• Required task: Would you transcribe the listing that follows, character for character, and omit its images?

• Records supplied:

— BEGIN —

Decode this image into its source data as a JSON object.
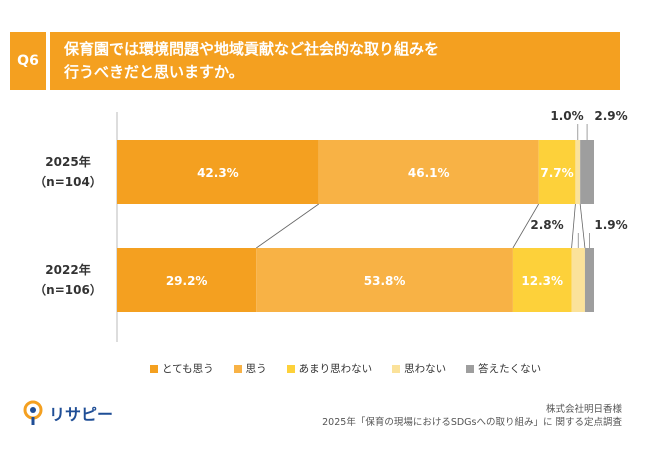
{
  "question": {
    "number": "Q6",
    "line1": "保育園では環境問題や地域貢献など社会的な取り組みを",
    "line2": "行うべきだと思いますか。"
  },
  "colors": {
    "accent": "#f4a020",
    "segments": [
      "#f4a020",
      "#f8b245",
      "#fdd13a",
      "#fbe29a",
      "#9e9e9e"
    ]
  },
  "chart_data": {
    "type": "bar",
    "orientation": "horizontal-stacked-100",
    "categories": [
      {
        "line1": "2025年",
        "line2": "（n=104）"
      },
      {
        "line1": "2022年",
        "line2": "（n=106）"
      }
    ],
    "series": [
      {
        "name": "とても思う",
        "values": [
          42.3,
          29.2
        ],
        "labels": [
          "42.3%",
          "29.2%"
        ]
      },
      {
        "name": "思う",
        "values": [
          46.1,
          53.8
        ],
        "labels": [
          "46.1%",
          "53.8%"
        ]
      },
      {
        "name": "あまり思わない",
        "values": [
          7.7,
          12.3
        ],
        "labels": [
          "7.7%",
          "12.3%"
        ]
      },
      {
        "name": "思わない",
        "values": [
          1.0,
          2.8
        ],
        "labels": [
          "1.0%",
          "2.8%"
        ]
      },
      {
        "name": "答えたくない",
        "values": [
          2.9,
          1.9
        ],
        "labels": [
          "2.9%",
          "1.9%"
        ]
      }
    ],
    "xlim": [
      0,
      100
    ],
    "legend_position": "bottom"
  },
  "footer": {
    "company": "株式会社明日香様",
    "survey": "2025年「保育の現場におけるSDGsへの取り組み」に 関する定点調査"
  },
  "logo": {
    "text": "リサピー"
  }
}
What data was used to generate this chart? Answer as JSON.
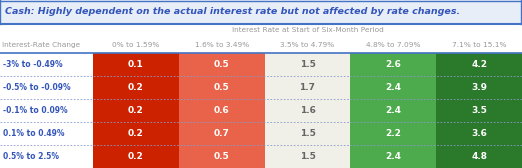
{
  "title": "Cash: Highly dependent on the actual interest rate but not affected by rate changes.",
  "col_header_top": "Interest Rate at Start of Six-Month Period",
  "col_headers": [
    "0% to 1.59%",
    "1.6% to 3.49%",
    "3.5% to 4.79%",
    "4.8% to 7.09%",
    "7.1% to 15.1%"
  ],
  "row_headers": [
    "-3% to -0.49%",
    "-0.5% to -0.09%",
    "-0.1% to 0.09%",
    "0.1% to 0.49%",
    "0.5% to 2.5%"
  ],
  "row_header_label": "Interest-Rate Change",
  "values": [
    [
      0.1,
      0.5,
      1.5,
      2.6,
      4.2
    ],
    [
      0.2,
      0.5,
      1.7,
      2.4,
      3.9
    ],
    [
      0.2,
      0.6,
      1.6,
      2.4,
      3.5
    ],
    [
      0.2,
      0.7,
      1.5,
      2.2,
      3.6
    ],
    [
      0.2,
      0.5,
      1.5,
      2.4,
      4.8
    ]
  ],
  "cell_colors": [
    [
      "#cc2200",
      "#e8634a",
      "#f0f0e8",
      "#4daa4d",
      "#2b7a2b"
    ],
    [
      "#cc2200",
      "#e8634a",
      "#f0f0e8",
      "#4daa4d",
      "#2b7a2b"
    ],
    [
      "#cc2200",
      "#e8634a",
      "#f0f0e8",
      "#4daa4d",
      "#2b7a2b"
    ],
    [
      "#cc2200",
      "#e8634a",
      "#f0f0e8",
      "#4daa4d",
      "#2b7a2b"
    ],
    [
      "#cc2200",
      "#e8634a",
      "#f0f0e8",
      "#4daa4d",
      "#2b7a2b"
    ]
  ],
  "text_colors": [
    [
      "#ffffff",
      "#ffffff",
      "#666666",
      "#ffffff",
      "#ffffff"
    ],
    [
      "#ffffff",
      "#ffffff",
      "#666666",
      "#ffffff",
      "#ffffff"
    ],
    [
      "#ffffff",
      "#ffffff",
      "#666666",
      "#ffffff",
      "#ffffff"
    ],
    [
      "#ffffff",
      "#ffffff",
      "#666666",
      "#ffffff",
      "#ffffff"
    ],
    [
      "#ffffff",
      "#ffffff",
      "#666666",
      "#ffffff",
      "#ffffff"
    ]
  ],
  "bg_color": "#ffffff",
  "title_bg_color": "#e8eef8",
  "title_color": "#3355bb",
  "header_color": "#999999",
  "row_label_color": "#3355bb",
  "border_color": "#4472c4",
  "divider_color": "#8899cc",
  "title_fontsize": 6.8,
  "header_fontsize": 5.3,
  "data_fontsize": 6.5,
  "row_label_fontsize": 5.5
}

— END —

• Output of the exercise:
Decode this image into its source data as a JSON object.
{
  "question": {
    "number": "Q6",
    "line1": "保育園では環境問題や地域貢献など社会的な取り組みを",
    "line2": "行うべきだと思いますか。"
  },
  "colors": {
    "accent": "#f4a020",
    "segments": [
      "#f4a020",
      "#f8b245",
      "#fdd13a",
      "#fbe29a",
      "#9e9e9e"
    ]
  },
  "chart_data": {
    "type": "bar",
    "orientation": "horizontal-stacked-100",
    "categories": [
      {
        "line1": "2025年",
        "line2": "（n=104）"
      },
      {
        "line1": "2022年",
        "line2": "（n=106）"
      }
    ],
    "series": [
      {
        "name": "とても思う",
        "values": [
          42.3,
          29.2
        ],
        "labels": [
          "42.3%",
          "29.2%"
        ]
      },
      {
        "name": "思う",
        "values": [
          46.1,
          53.8
        ],
        "labels": [
          "46.1%",
          "53.8%"
        ]
      },
      {
        "name": "あまり思わない",
        "values": [
          7.7,
          12.3
        ],
        "labels": [
          "7.7%",
          "12.3%"
        ]
      },
      {
        "name": "思わない",
        "values": [
          1.0,
          2.8
        ],
        "labels": [
          "1.0%",
          "2.8%"
        ]
      },
      {
        "name": "答えたくない",
        "values": [
          2.9,
          1.9
        ],
        "labels": [
          "2.9%",
          "1.9%"
        ]
      }
    ],
    "xlim": [
      0,
      100
    ],
    "legend_position": "bottom"
  },
  "footer": {
    "company": "株式会社明日香様",
    "survey": "2025年「保育の現場におけるSDGsへの取り組み」に 関する定点調査"
  },
  "logo": {
    "text": "リサピー"
  }
}
What data was used to generate this chart? Answer as JSON.
{
  "title": "Cash: Highly dependent on the actual interest rate but not affected by rate changes.",
  "col_header_top": "Interest Rate at Start of Six-Month Period",
  "col_headers": [
    "0% to 1.59%",
    "1.6% to 3.49%",
    "3.5% to 4.79%",
    "4.8% to 7.09%",
    "7.1% to 15.1%"
  ],
  "row_headers": [
    "-3% to -0.49%",
    "-0.5% to -0.09%",
    "-0.1% to 0.09%",
    "0.1% to 0.49%",
    "0.5% to 2.5%"
  ],
  "row_header_label": "Interest-Rate Change",
  "values": [
    [
      0.1,
      0.5,
      1.5,
      2.6,
      4.2
    ],
    [
      0.2,
      0.5,
      1.7,
      2.4,
      3.9
    ],
    [
      0.2,
      0.6,
      1.6,
      2.4,
      3.5
    ],
    [
      0.2,
      0.7,
      1.5,
      2.2,
      3.6
    ],
    [
      0.2,
      0.5,
      1.5,
      2.4,
      4.8
    ]
  ],
  "cell_colors": [
    [
      "#cc2200",
      "#e8634a",
      "#f0f0e8",
      "#4daa4d",
      "#2b7a2b"
    ],
    [
      "#cc2200",
      "#e8634a",
      "#f0f0e8",
      "#4daa4d",
      "#2b7a2b"
    ],
    [
      "#cc2200",
      "#e8634a",
      "#f0f0e8",
      "#4daa4d",
      "#2b7a2b"
    ],
    [
      "#cc2200",
      "#e8634a",
      "#f0f0e8",
      "#4daa4d",
      "#2b7a2b"
    ],
    [
      "#cc2200",
      "#e8634a",
      "#f0f0e8",
      "#4daa4d",
      "#2b7a2b"
    ]
  ],
  "text_colors": [
    [
      "#ffffff",
      "#ffffff",
      "#666666",
      "#ffffff",
      "#ffffff"
    ],
    [
      "#ffffff",
      "#ffffff",
      "#666666",
      "#ffffff",
      "#ffffff"
    ],
    [
      "#ffffff",
      "#ffffff",
      "#666666",
      "#ffffff",
      "#ffffff"
    ],
    [
      "#ffffff",
      "#ffffff",
      "#666666",
      "#ffffff",
      "#ffffff"
    ],
    [
      "#ffffff",
      "#ffffff",
      "#666666",
      "#ffffff",
      "#ffffff"
    ]
  ],
  "bg_color": "#ffffff",
  "title_bg_color": "#e8eef8",
  "title_color": "#3355bb",
  "header_color": "#999999",
  "row_label_color": "#3355bb",
  "border_color": "#4472c4",
  "divider_color": "#8899cc",
  "title_fontsize": 6.8,
  "header_fontsize": 5.3,
  "data_fontsize": 6.5,
  "row_label_fontsize": 5.5
}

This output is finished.